▶ _Short task_
Output the lines of the records from the one containing "Convert this screenshot" through the last, both ends included. Leave pictures out.

▶ _Working data_

--------

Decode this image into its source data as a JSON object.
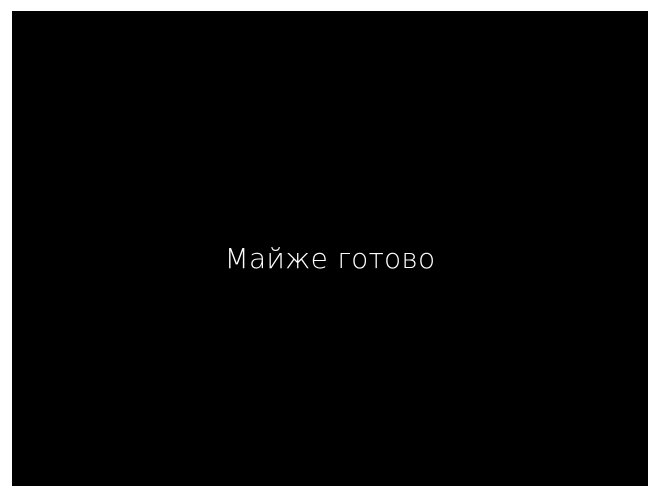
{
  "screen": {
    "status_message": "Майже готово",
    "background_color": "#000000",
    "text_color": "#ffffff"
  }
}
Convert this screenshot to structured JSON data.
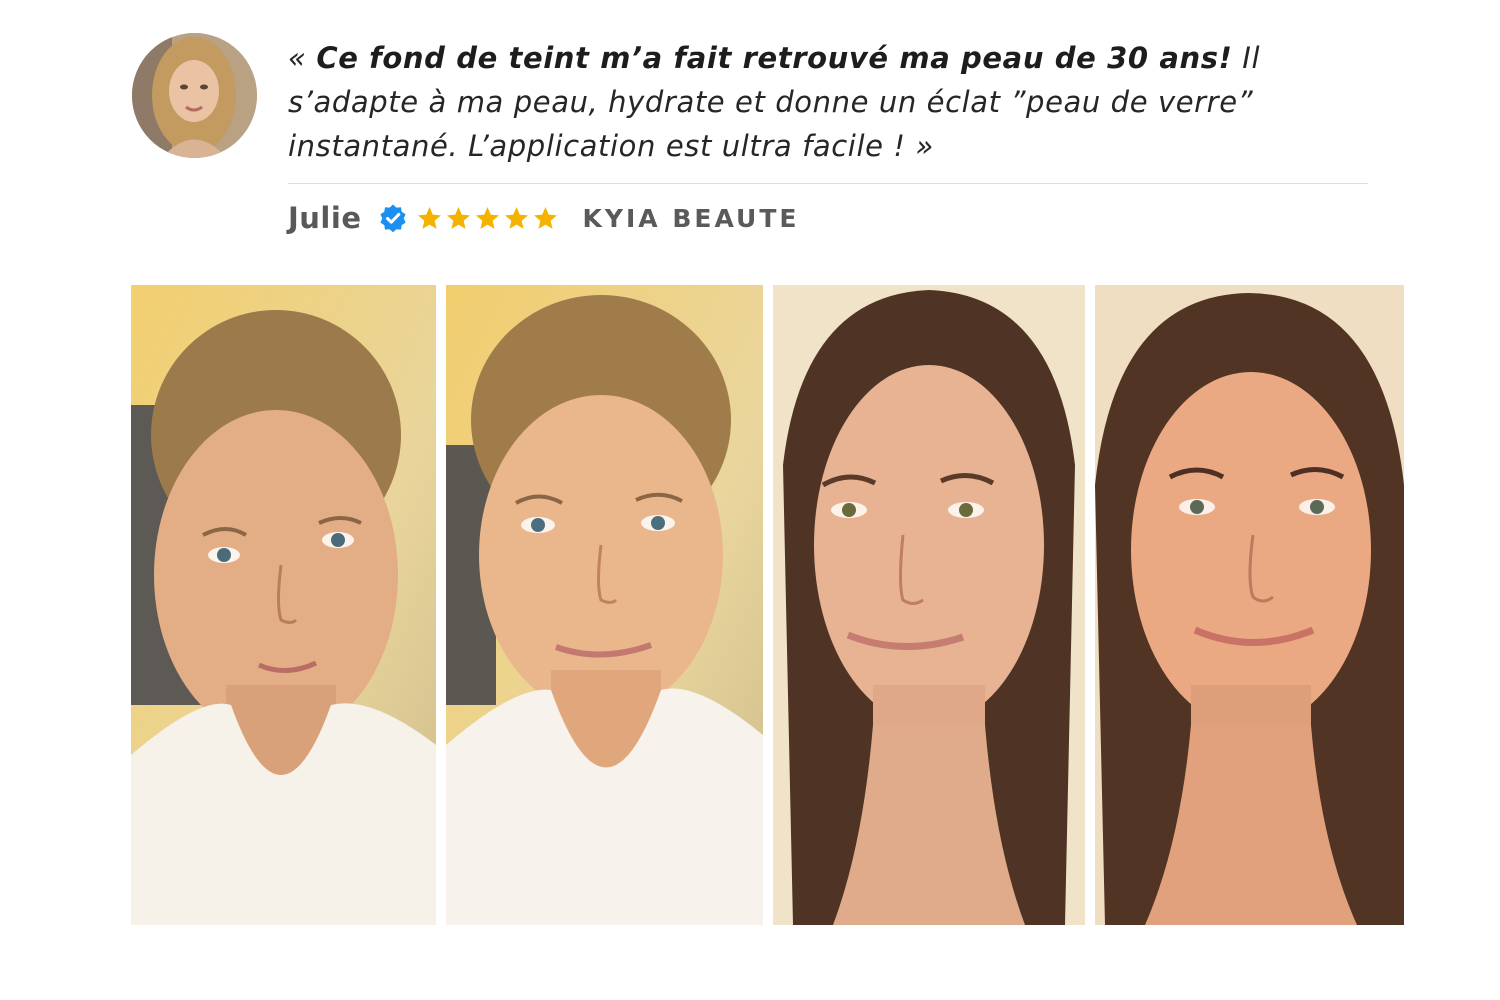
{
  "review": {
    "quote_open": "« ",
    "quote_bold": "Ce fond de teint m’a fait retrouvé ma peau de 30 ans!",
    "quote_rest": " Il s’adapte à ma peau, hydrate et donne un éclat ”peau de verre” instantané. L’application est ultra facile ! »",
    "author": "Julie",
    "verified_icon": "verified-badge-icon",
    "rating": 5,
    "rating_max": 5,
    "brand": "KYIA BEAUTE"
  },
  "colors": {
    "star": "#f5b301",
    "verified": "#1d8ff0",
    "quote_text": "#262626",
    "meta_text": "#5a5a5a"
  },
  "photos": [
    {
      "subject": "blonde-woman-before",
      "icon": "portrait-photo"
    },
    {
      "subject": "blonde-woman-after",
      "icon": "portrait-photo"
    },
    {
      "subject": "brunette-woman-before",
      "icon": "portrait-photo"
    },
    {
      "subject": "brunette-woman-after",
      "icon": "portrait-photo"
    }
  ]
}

--------

▶ _The output_
Convert this screenshot to structured JSON data.
{
  "review": {
    "quote_open": "« ",
    "quote_bold": "Ce fond de teint m’a fait retrouvé ma peau de 30 ans!",
    "quote_rest": " Il s’adapte à ma peau, hydrate et donne un éclat ”peau de verre” instantané. L’application est ultra facile ! »",
    "author": "Julie",
    "verified_icon": "verified-badge-icon",
    "rating": 5,
    "rating_max": 5,
    "brand": "KYIA BEAUTE"
  },
  "colors": {
    "star": "#f5b301",
    "verified": "#1d8ff0",
    "quote_text": "#262626",
    "meta_text": "#5a5a5a"
  },
  "photos": [
    {
      "subject": "blonde-woman-before",
      "icon": "portrait-photo"
    },
    {
      "subject": "blonde-woman-after",
      "icon": "portrait-photo"
    },
    {
      "subject": "brunette-woman-before",
      "icon": "portrait-photo"
    },
    {
      "subject": "brunette-woman-after",
      "icon": "portrait-photo"
    }
  ]
}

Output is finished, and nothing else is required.